[START OF DATA TO USE]
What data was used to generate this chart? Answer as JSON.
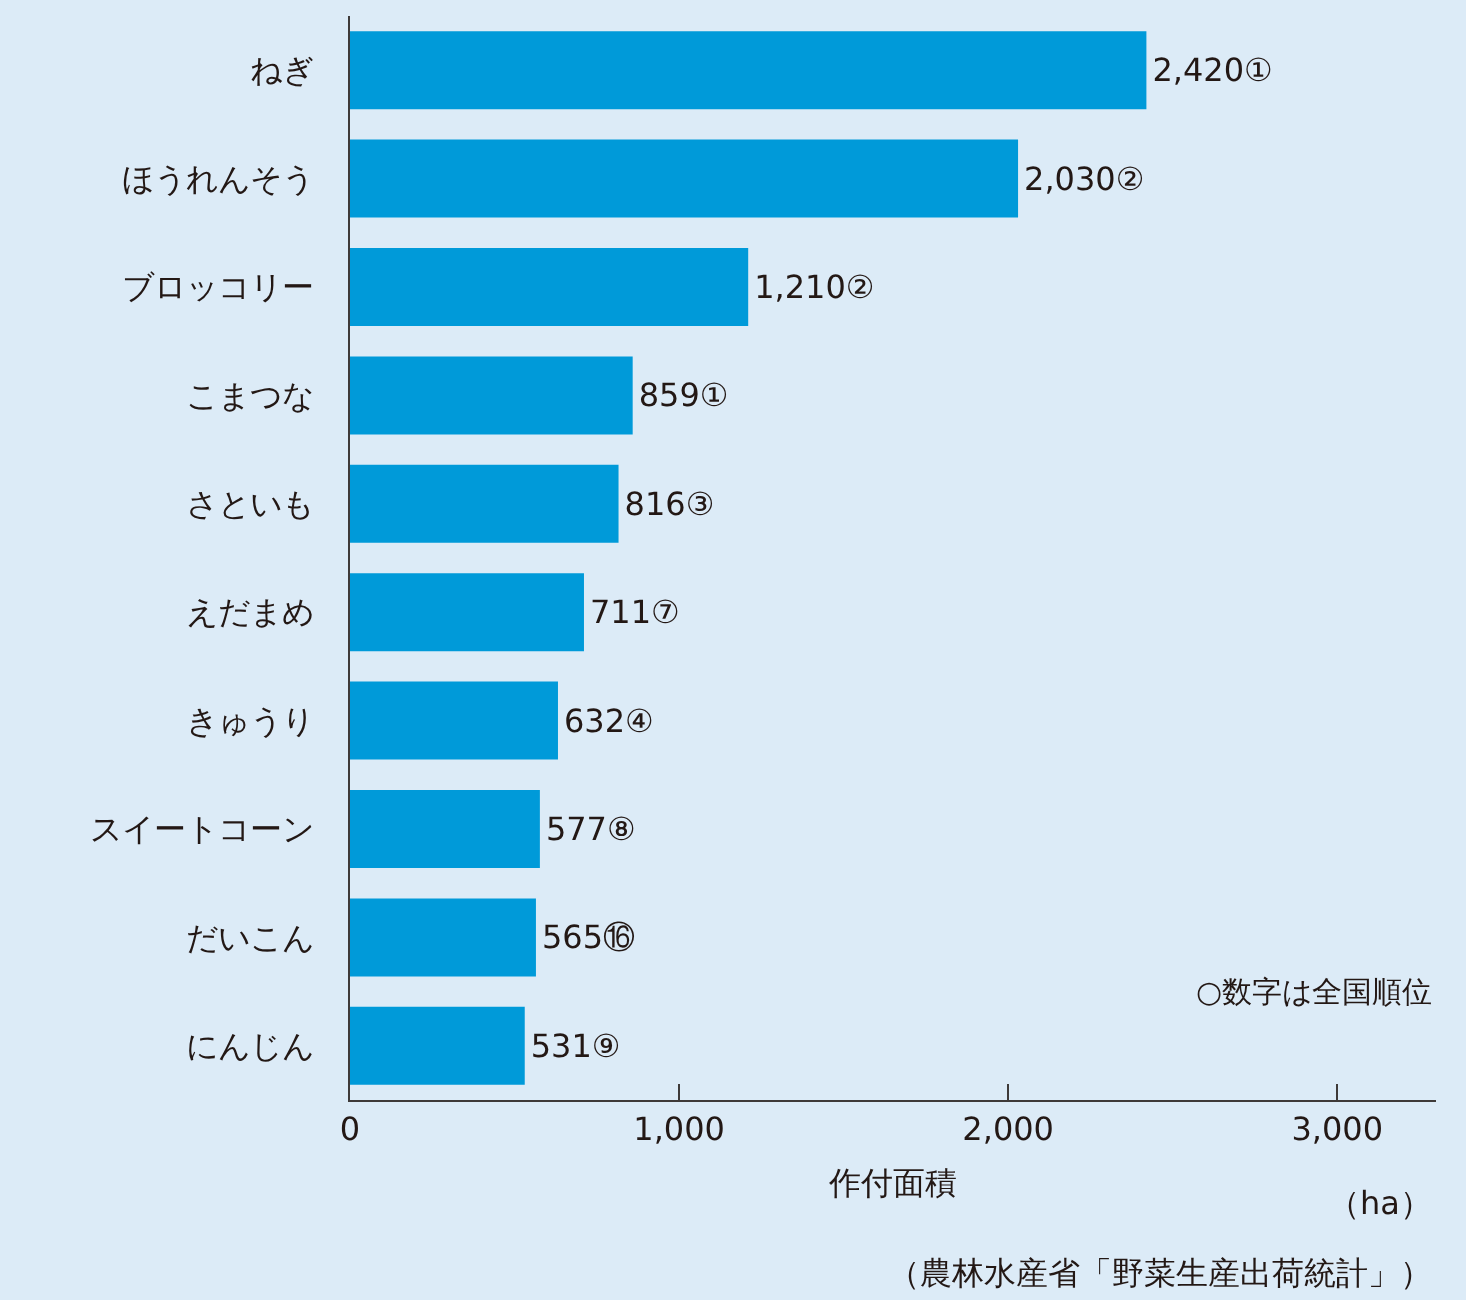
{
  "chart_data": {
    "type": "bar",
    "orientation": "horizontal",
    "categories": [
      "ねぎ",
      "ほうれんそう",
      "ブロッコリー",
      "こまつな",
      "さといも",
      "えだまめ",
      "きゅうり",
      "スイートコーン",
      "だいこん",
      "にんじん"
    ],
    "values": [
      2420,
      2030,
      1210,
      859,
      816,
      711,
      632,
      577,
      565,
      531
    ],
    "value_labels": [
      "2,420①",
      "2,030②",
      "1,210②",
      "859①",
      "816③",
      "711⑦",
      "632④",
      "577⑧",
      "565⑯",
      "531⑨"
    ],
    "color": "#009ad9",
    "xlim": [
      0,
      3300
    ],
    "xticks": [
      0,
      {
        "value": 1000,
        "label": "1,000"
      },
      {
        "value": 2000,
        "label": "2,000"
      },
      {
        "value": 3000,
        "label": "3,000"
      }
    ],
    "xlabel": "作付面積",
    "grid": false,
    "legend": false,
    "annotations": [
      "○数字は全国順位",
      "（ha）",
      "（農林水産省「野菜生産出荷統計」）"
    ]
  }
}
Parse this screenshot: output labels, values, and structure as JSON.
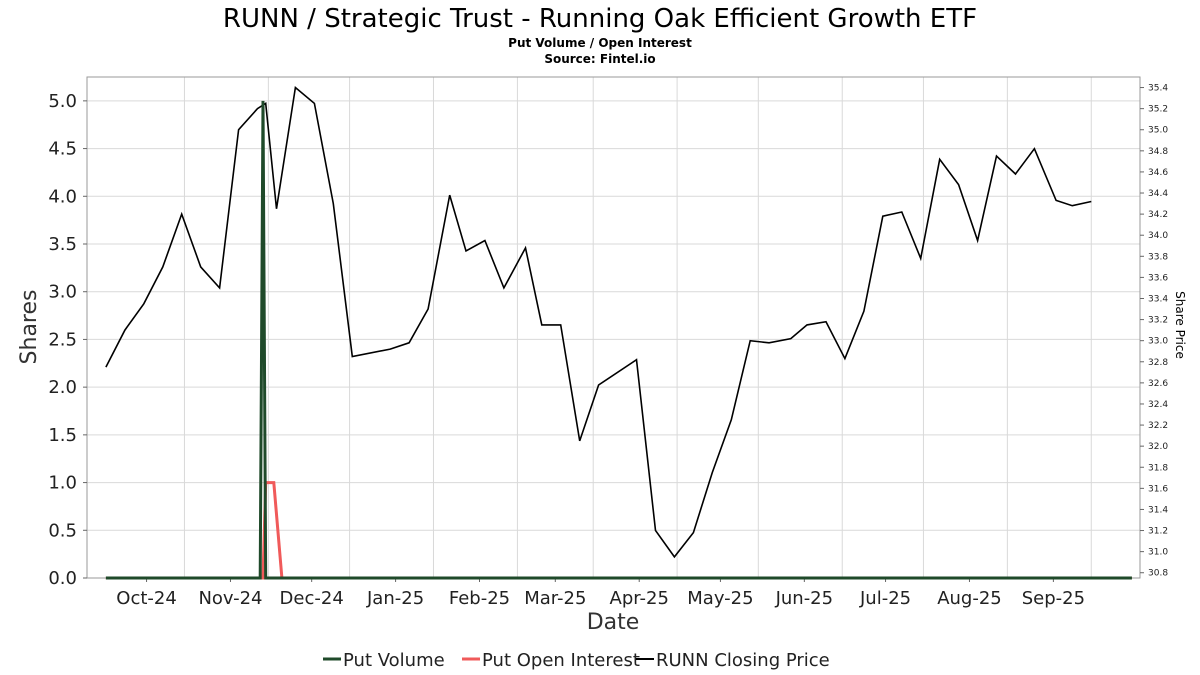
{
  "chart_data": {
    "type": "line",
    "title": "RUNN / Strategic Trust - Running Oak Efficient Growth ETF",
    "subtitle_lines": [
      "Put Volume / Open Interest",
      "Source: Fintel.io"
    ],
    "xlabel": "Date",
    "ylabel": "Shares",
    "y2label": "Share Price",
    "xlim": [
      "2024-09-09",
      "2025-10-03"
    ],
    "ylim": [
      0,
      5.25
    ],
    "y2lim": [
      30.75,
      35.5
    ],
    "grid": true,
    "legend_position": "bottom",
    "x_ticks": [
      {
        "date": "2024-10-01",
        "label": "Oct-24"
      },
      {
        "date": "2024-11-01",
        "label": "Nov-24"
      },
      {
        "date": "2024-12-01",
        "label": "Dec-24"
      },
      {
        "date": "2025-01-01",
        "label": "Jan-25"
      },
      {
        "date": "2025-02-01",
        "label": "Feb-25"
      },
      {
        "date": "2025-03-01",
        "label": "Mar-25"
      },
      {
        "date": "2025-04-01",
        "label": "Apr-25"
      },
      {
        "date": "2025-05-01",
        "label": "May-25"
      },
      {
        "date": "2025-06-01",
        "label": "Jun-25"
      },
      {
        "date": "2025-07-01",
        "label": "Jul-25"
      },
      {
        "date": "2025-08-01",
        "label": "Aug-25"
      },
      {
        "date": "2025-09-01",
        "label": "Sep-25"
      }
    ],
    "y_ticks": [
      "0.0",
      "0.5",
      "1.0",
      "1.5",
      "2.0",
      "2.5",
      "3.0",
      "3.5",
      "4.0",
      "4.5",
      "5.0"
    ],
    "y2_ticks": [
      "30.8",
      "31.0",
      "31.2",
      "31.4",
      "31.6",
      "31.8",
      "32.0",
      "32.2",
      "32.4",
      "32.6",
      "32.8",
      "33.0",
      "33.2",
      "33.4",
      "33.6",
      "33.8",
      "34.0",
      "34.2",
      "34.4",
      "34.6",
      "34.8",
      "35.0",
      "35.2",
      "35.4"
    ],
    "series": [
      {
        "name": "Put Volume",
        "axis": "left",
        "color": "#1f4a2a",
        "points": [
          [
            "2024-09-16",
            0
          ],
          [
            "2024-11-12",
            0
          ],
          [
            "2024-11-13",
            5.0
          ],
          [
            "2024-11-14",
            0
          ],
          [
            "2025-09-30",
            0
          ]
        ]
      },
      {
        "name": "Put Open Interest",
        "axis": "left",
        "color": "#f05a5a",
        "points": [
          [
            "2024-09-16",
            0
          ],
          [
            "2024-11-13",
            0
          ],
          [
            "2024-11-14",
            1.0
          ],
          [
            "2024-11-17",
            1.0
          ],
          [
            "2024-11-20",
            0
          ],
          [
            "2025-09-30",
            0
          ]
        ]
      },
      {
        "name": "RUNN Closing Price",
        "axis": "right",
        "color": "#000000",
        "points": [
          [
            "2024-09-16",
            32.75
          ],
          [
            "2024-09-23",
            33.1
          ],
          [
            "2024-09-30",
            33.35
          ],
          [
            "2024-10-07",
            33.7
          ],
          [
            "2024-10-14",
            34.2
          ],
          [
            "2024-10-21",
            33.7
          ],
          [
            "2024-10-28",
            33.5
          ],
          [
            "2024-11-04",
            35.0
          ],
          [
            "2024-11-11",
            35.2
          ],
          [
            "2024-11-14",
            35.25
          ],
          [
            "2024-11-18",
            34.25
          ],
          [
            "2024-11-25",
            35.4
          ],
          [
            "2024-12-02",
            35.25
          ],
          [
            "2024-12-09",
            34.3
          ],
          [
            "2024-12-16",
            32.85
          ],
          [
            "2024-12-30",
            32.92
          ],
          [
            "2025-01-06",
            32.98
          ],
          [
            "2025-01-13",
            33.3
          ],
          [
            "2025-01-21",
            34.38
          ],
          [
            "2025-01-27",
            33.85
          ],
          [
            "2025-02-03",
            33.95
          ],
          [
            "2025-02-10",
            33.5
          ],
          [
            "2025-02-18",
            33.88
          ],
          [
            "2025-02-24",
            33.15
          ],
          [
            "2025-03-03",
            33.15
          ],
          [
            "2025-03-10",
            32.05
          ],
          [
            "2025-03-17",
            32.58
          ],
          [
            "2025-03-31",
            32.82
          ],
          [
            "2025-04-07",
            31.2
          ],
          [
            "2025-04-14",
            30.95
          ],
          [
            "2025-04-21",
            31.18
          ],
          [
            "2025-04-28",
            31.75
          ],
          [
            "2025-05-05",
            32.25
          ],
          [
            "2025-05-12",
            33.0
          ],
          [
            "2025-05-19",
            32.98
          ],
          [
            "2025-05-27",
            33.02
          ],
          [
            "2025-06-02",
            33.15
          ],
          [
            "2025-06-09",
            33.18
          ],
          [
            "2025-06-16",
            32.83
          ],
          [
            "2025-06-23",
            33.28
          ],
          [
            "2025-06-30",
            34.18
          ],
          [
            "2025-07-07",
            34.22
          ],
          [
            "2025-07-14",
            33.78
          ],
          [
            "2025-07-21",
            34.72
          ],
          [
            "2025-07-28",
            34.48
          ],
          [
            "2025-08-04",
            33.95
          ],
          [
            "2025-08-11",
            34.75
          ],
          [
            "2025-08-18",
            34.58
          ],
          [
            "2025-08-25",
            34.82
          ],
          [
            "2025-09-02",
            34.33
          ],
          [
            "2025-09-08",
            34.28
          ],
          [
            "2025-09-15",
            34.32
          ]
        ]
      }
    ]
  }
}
[END OF DATA TO USE]
* [REQUIRED TASK]
Without the pictures, copy the material exactly as given.

* [ANSWER TO THIS PROBLEM]
What data was used to generate this chart? Answer as JSON.
{
  "chart_data": {
    "type": "bar",
    "orientation": "horizontal",
    "categories": [
      "ねぎ",
      "ほうれんそう",
      "ブロッコリー",
      "こまつな",
      "さといも",
      "えだまめ",
      "きゅうり",
      "スイートコーン",
      "だいこん",
      "にんじん"
    ],
    "values": [
      2420,
      2030,
      1210,
      859,
      816,
      711,
      632,
      577,
      565,
      531
    ],
    "value_labels": [
      "2,420①",
      "2,030②",
      "1,210②",
      "859①",
      "816③",
      "711⑦",
      "632④",
      "577⑧",
      "565⑯",
      "531⑨"
    ],
    "color": "#009ad9",
    "xlim": [
      0,
      3300
    ],
    "xticks": [
      0,
      {
        "value": 1000,
        "label": "1,000"
      },
      {
        "value": 2000,
        "label": "2,000"
      },
      {
        "value": 3000,
        "label": "3,000"
      }
    ],
    "xlabel": "作付面積",
    "grid": false,
    "legend": false,
    "annotations": [
      "○数字は全国順位",
      "（ha）",
      "（農林水産省「野菜生産出荷統計」）"
    ]
  }
}
Parse this screenshot: output labels, values, and structure as JSON.
{
  "chart_data": {
    "type": "line",
    "title": "RUNN / Strategic Trust - Running Oak Efficient Growth ETF",
    "subtitle_lines": [
      "Put Volume / Open Interest",
      "Source: Fintel.io"
    ],
    "xlabel": "Date",
    "ylabel": "Shares",
    "y2label": "Share Price",
    "xlim": [
      "2024-09-09",
      "2025-10-03"
    ],
    "ylim": [
      0,
      5.25
    ],
    "y2lim": [
      30.75,
      35.5
    ],
    "grid": true,
    "legend_position": "bottom",
    "x_ticks": [
      {
        "date": "2024-10-01",
        "label": "Oct-24"
      },
      {
        "date": "2024-11-01",
        "label": "Nov-24"
      },
      {
        "date": "2024-12-01",
        "label": "Dec-24"
      },
      {
        "date": "2025-01-01",
        "label": "Jan-25"
      },
      {
        "date": "2025-02-01",
        "label": "Feb-25"
      },
      {
        "date": "2025-03-01",
        "label": "Mar-25"
      },
      {
        "date": "2025-04-01",
        "label": "Apr-25"
      },
      {
        "date": "2025-05-01",
        "label": "May-25"
      },
      {
        "date": "2025-06-01",
        "label": "Jun-25"
      },
      {
        "date": "2025-07-01",
        "label": "Jul-25"
      },
      {
        "date": "2025-08-01",
        "label": "Aug-25"
      },
      {
        "date": "2025-09-01",
        "label": "Sep-25"
      }
    ],
    "y_ticks": [
      "0.0",
      "0.5",
      "1.0",
      "1.5",
      "2.0",
      "2.5",
      "3.0",
      "3.5",
      "4.0",
      "4.5",
      "5.0"
    ],
    "y2_ticks": [
      "30.8",
      "31.0",
      "31.2",
      "31.4",
      "31.6",
      "31.8",
      "32.0",
      "32.2",
      "32.4",
      "32.6",
      "32.8",
      "33.0",
      "33.2",
      "33.4",
      "33.6",
      "33.8",
      "34.0",
      "34.2",
      "34.4",
      "34.6",
      "34.8",
      "35.0",
      "35.2",
      "35.4"
    ],
    "series": [
      {
        "name": "Put Volume",
        "axis": "left",
        "color": "#1f4a2a",
        "points": [
          [
            "2024-09-16",
            0
          ],
          [
            "2024-11-12",
            0
          ],
          [
            "2024-11-13",
            5.0
          ],
          [
            "2024-11-14",
            0
          ],
          [
            "2025-09-30",
            0
          ]
        ]
      },
      {
        "name": "Put Open Interest",
        "axis": "left",
        "color": "#f05a5a",
        "points": [
          [
            "2024-09-16",
            0
          ],
          [
            "2024-11-13",
            0
          ],
          [
            "2024-11-14",
            1.0
          ],
          [
            "2024-11-17",
            1.0
          ],
          [
            "2024-11-20",
            0
          ],
          [
            "2025-09-30",
            0
          ]
        ]
      },
      {
        "name": "RUNN Closing Price",
        "axis": "right",
        "color": "#000000",
        "points": [
          [
            "2024-09-16",
            32.75
          ],
          [
            "2024-09-23",
            33.1
          ],
          [
            "2024-09-30",
            33.35
          ],
          [
            "2024-10-07",
            33.7
          ],
          [
            "2024-10-14",
            34.2
          ],
          [
            "2024-10-21",
            33.7
          ],
          [
            "2024-10-28",
            33.5
          ],
          [
            "2024-11-04",
            35.0
          ],
          [
            "2024-11-11",
            35.2
          ],
          [
            "2024-11-14",
            35.25
          ],
          [
            "2024-11-18",
            34.25
          ],
          [
            "2024-11-25",
            35.4
          ],
          [
            "2024-12-02",
            35.25
          ],
          [
            "2024-12-09",
            34.3
          ],
          [
            "2024-12-16",
            32.85
          ],
          [
            "2024-12-30",
            32.92
          ],
          [
            "2025-01-06",
            32.98
          ],
          [
            "2025-01-13",
            33.3
          ],
          [
            "2025-01-21",
            34.38
          ],
          [
            "2025-01-27",
            33.85
          ],
          [
            "2025-02-03",
            33.95
          ],
          [
            "2025-02-10",
            33.5
          ],
          [
            "2025-02-18",
            33.88
          ],
          [
            "2025-02-24",
            33.15
          ],
          [
            "2025-03-03",
            33.15
          ],
          [
            "2025-03-10",
            32.05
          ],
          [
            "2025-03-17",
            32.58
          ],
          [
            "2025-03-31",
            32.82
          ],
          [
            "2025-04-07",
            31.2
          ],
          [
            "2025-04-14",
            30.95
          ],
          [
            "2025-04-21",
            31.18
          ],
          [
            "2025-04-28",
            31.75
          ],
          [
            "2025-05-05",
            32.25
          ],
          [
            "2025-05-12",
            33.0
          ],
          [
            "2025-05-19",
            32.98
          ],
          [
            "2025-05-27",
            33.02
          ],
          [
            "2025-06-02",
            33.15
          ],
          [
            "2025-06-09",
            33.18
          ],
          [
            "2025-06-16",
            32.83
          ],
          [
            "2025-06-23",
            33.28
          ],
          [
            "2025-06-30",
            34.18
          ],
          [
            "2025-07-07",
            34.22
          ],
          [
            "2025-07-14",
            33.78
          ],
          [
            "2025-07-21",
            34.72
          ],
          [
            "2025-07-28",
            34.48
          ],
          [
            "2025-08-04",
            33.95
          ],
          [
            "2025-08-11",
            34.75
          ],
          [
            "2025-08-18",
            34.58
          ],
          [
            "2025-08-25",
            34.82
          ],
          [
            "2025-09-02",
            34.33
          ],
          [
            "2025-09-08",
            34.28
          ],
          [
            "2025-09-15",
            34.32
          ]
        ]
      }
    ]
  }
}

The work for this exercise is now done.